_Goal of the exercise:_ What is the number of lines in the data that hold the string "Bulan"? Reply with that number only.

══ Material for this task ══

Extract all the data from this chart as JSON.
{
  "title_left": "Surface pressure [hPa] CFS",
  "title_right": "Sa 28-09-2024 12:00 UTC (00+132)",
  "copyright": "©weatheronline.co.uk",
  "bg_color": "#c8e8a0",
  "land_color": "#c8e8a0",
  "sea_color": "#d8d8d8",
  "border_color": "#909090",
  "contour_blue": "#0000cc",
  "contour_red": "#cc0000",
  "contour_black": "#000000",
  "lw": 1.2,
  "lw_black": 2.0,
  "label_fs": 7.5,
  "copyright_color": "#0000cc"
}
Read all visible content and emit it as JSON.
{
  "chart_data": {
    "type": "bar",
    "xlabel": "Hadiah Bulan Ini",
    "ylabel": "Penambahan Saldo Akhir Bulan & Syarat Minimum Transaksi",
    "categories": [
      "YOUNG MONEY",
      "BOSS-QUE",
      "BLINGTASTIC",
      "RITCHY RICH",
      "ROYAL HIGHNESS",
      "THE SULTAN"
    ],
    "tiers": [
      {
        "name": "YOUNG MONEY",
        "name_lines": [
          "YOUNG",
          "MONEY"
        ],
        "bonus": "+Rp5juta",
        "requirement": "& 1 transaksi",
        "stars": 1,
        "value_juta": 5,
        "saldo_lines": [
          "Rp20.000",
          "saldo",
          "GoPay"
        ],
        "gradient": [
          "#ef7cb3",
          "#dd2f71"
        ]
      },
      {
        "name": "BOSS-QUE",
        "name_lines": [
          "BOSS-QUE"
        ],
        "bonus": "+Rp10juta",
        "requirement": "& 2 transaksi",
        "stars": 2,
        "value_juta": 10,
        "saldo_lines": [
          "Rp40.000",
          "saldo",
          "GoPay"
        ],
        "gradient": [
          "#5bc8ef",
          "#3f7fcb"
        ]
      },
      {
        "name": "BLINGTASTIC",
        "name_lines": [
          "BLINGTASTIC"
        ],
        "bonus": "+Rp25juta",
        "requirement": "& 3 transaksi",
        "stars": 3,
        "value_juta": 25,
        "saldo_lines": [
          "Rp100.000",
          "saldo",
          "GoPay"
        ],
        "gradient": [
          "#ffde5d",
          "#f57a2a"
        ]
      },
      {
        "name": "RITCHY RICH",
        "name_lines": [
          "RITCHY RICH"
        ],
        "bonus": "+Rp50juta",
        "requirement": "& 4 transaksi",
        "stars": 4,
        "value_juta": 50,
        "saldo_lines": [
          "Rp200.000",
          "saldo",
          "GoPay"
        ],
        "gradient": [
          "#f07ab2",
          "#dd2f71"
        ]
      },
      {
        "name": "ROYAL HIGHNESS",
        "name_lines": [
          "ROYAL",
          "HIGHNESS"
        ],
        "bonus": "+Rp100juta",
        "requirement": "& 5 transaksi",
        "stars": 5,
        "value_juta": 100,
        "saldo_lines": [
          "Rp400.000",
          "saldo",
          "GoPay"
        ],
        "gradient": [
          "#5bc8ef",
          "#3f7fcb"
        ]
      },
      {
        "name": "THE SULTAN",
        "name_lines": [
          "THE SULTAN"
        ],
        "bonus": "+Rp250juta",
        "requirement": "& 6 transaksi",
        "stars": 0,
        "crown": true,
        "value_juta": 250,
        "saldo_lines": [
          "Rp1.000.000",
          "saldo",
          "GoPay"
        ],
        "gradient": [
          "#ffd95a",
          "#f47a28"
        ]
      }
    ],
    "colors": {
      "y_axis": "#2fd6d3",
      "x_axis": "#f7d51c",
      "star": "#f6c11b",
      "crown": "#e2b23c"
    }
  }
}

═══

_Result for this exercise:_ 2